What needs to be done – Copy out every line containing the word "Extended".

(Dataset entries)
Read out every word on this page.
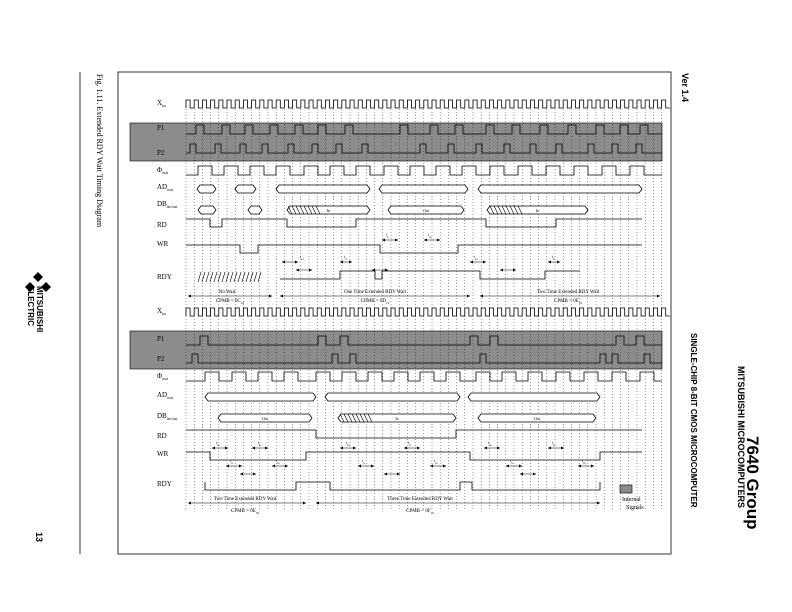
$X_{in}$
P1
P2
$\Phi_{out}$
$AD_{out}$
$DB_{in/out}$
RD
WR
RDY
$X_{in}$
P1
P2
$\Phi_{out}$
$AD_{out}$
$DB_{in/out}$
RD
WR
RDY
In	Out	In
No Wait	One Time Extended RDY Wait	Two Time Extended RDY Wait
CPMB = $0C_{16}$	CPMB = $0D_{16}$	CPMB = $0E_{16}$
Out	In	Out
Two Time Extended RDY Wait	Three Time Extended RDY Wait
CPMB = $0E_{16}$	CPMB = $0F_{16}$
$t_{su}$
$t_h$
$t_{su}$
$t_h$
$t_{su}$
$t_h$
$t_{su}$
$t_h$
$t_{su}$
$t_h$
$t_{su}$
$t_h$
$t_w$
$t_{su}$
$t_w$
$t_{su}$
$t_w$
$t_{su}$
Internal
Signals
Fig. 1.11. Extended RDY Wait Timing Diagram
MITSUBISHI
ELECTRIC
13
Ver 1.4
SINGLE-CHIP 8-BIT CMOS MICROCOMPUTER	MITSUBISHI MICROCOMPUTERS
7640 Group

Task result –
No Wait	One Time Extended RDY Wait	Two Time Extended RDY Wait
Two Time Extended RDY Wait	Three Time Extended RDY Wait
Fig. 1.11. Extended RDY Wait Timing Diagram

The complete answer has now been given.